Show all lines from the data that include the word "label".

>> begin Information given

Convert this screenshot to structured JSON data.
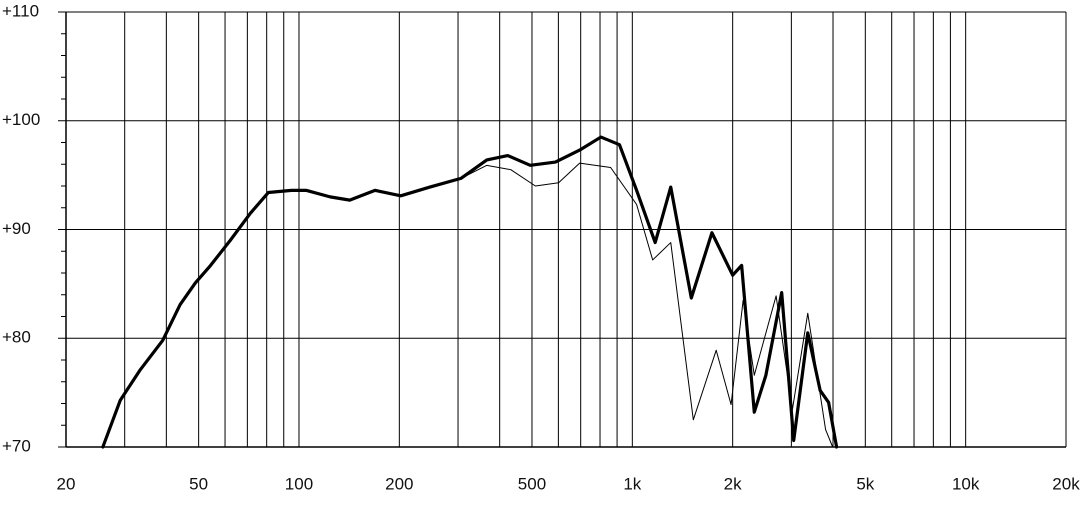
{
  "chart_data": {
    "type": "line",
    "xscale": "log",
    "xlim": [
      20,
      20000
    ],
    "xticks": [
      20,
      50,
      100,
      200,
      500,
      {
        "value": 1000,
        "label": "1k"
      },
      {
        "value": 2000,
        "label": "2k"
      },
      {
        "value": 5000,
        "label": "5k"
      },
      {
        "value": 10000,
        "label": "10k"
      },
      {
        "value": 20000,
        "label": "20k"
      }
    ],
    "xminorticks": [
      30,
      40,
      60,
      70,
      80,
      90,
      300,
      400,
      600,
      700,
      800,
      900,
      3000,
      4000,
      6000,
      7000,
      8000,
      9000
    ],
    "ylim": [
      70,
      110
    ],
    "yticks": [
      {
        "value": 70,
        "label": "+70"
      },
      {
        "value": 80,
        "label": "+80"
      },
      {
        "value": 90,
        "label": "+90"
      },
      {
        "value": 100,
        "label": "+100"
      },
      {
        "value": 110,
        "label": "+110"
      }
    ],
    "yminorticks": [
      72,
      74,
      76,
      78,
      82,
      84,
      86,
      88,
      92,
      94,
      96,
      98,
      102,
      104,
      106,
      108
    ],
    "grid": true,
    "series": [
      {
        "color": "#000000",
        "line_width": 1,
        "x": [
          25.8,
          29.1,
          33.4,
          39.0,
          44.0,
          48.9,
          54.3,
          62.2,
          71.5,
          80.9,
          94.9,
          105,
          124,
          142,
          169,
          202,
          247,
          306,
          366,
          432,
          512,
          601,
          695,
          861,
          1030,
          1151,
          1304,
          1524,
          1785,
          1978,
          2150,
          2322,
          2700,
          3020,
          3360,
          3800,
          3990
        ],
        "values": [
          70,
          74.3,
          77.1,
          79.8,
          83.1,
          85.1,
          86.7,
          89.0,
          91.5,
          93.4,
          93.6,
          93.6,
          93.0,
          92.7,
          93.6,
          93.1,
          93.9,
          94.7,
          95.9,
          95.5,
          94.0,
          94.3,
          96.1,
          95.7,
          92.3,
          87.2,
          88.8,
          72.5,
          78.9,
          73.9,
          83.5,
          76.6,
          83.9,
          73.4,
          82.3,
          71.6,
          70
        ]
      },
      {
        "color": "#000000",
        "line_width": 3.2,
        "x": [
          25.8,
          29.1,
          33.4,
          39.0,
          44.0,
          48.9,
          54.3,
          62.2,
          71.5,
          80.9,
          94.9,
          105,
          124,
          142,
          169,
          202,
          247,
          306,
          366,
          423,
          494,
          588,
          695,
          805,
          915,
          1030,
          1171,
          1304,
          1503,
          1733,
          2000,
          2128,
          2322,
          2516,
          2806,
          3049,
          3360,
          3660,
          3880,
          4100
        ],
        "values": [
          70,
          74.3,
          77.1,
          79.8,
          83.1,
          85.1,
          86.7,
          89.0,
          91.5,
          93.4,
          93.6,
          93.6,
          93.0,
          92.7,
          93.6,
          93.1,
          93.9,
          94.7,
          96.4,
          96.8,
          95.9,
          96.2,
          97.3,
          98.5,
          97.8,
          93.6,
          88.8,
          93.9,
          83.7,
          89.7,
          85.8,
          86.7,
          73.2,
          76.6,
          84.2,
          70.6,
          80.5,
          75.2,
          74.1,
          70
        ]
      }
    ]
  }
}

>> end Information given

◆ **Answer to the task**:
        "label": "1k"
        "label": "2k"
        "label": "5k"
        "label": "10k"
        "label": "20k"
        "label": "+70"
        "label": "+80"
        "label": "+90"
        "label": "+100"
        "label": "+110"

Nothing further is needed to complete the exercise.